--- Direction ---
From the entries provided below, copy each line that contains the word "带正电的A板向B板靠近".

(Collected data)
_____

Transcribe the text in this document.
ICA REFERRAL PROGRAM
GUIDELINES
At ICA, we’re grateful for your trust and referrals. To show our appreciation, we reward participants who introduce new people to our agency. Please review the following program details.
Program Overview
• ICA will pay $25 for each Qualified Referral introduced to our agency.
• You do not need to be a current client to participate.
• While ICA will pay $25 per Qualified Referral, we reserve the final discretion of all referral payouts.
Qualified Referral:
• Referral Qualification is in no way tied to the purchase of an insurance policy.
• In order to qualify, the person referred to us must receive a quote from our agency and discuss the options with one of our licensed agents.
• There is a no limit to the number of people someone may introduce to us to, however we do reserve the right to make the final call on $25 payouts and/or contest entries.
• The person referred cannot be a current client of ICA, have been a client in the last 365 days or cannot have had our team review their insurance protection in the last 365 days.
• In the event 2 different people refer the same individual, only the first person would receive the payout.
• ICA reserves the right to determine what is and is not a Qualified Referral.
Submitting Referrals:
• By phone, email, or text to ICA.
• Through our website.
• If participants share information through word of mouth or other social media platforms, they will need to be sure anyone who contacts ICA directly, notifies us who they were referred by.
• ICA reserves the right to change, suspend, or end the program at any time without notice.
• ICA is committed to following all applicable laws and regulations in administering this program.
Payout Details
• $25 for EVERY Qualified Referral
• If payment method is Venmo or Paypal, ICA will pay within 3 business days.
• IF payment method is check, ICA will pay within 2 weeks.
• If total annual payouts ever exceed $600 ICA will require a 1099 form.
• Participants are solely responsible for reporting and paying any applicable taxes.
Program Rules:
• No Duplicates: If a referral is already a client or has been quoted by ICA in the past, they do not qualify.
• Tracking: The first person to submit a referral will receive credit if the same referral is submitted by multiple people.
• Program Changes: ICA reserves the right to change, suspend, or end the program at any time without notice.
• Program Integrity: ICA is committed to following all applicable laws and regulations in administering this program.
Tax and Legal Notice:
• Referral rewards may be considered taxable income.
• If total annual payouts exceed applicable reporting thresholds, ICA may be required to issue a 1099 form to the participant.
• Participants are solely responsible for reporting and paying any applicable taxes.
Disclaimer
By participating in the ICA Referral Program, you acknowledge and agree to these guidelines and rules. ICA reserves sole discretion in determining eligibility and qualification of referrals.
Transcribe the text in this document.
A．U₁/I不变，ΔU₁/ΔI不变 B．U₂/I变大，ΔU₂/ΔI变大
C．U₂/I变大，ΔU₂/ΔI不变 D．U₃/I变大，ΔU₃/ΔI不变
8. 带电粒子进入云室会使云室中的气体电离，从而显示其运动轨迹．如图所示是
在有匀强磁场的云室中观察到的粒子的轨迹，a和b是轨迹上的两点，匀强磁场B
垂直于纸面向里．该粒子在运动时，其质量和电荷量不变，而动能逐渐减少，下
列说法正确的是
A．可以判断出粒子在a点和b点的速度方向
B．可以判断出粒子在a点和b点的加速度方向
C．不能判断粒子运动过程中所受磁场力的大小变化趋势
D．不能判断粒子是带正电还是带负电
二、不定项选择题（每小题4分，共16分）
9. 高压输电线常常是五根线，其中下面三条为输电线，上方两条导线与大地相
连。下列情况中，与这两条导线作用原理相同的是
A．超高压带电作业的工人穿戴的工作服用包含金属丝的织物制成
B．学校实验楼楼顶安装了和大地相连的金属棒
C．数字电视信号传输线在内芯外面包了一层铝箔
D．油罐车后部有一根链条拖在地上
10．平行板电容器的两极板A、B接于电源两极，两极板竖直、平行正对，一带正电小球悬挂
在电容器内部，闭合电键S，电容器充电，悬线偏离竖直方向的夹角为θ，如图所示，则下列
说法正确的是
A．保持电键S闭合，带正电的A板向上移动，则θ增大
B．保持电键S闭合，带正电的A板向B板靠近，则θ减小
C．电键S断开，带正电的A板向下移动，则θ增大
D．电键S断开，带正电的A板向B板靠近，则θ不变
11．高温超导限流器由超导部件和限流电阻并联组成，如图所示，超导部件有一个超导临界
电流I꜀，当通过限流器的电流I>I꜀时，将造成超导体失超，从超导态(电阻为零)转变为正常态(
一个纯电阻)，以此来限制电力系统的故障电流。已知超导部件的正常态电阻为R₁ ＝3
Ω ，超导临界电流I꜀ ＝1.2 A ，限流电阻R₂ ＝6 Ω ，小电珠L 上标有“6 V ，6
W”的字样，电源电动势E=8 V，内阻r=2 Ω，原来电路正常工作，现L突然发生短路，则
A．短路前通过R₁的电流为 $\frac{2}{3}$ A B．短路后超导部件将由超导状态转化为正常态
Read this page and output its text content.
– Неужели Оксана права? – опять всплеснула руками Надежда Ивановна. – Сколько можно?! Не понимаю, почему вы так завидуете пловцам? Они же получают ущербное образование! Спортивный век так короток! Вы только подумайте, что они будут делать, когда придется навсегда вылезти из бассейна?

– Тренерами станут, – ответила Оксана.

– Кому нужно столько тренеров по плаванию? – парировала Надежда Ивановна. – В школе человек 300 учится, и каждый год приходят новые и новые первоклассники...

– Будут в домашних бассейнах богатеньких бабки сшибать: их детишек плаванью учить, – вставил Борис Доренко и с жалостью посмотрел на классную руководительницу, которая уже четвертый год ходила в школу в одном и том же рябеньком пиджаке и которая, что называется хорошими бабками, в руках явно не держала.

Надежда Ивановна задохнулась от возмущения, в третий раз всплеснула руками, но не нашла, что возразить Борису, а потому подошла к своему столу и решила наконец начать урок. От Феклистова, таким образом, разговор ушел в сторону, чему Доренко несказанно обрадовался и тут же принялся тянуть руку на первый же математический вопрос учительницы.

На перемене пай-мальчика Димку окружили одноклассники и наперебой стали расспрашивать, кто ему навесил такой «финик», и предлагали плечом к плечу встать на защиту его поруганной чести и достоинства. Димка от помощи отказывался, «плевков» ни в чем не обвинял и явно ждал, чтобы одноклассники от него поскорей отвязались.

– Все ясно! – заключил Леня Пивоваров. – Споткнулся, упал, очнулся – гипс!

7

_____

--- The result ---
B．保持电键S闭合，带正电的A板向B板靠近，则θ减小
D．电键S断开，带正电的A板向B板靠近，则θ不变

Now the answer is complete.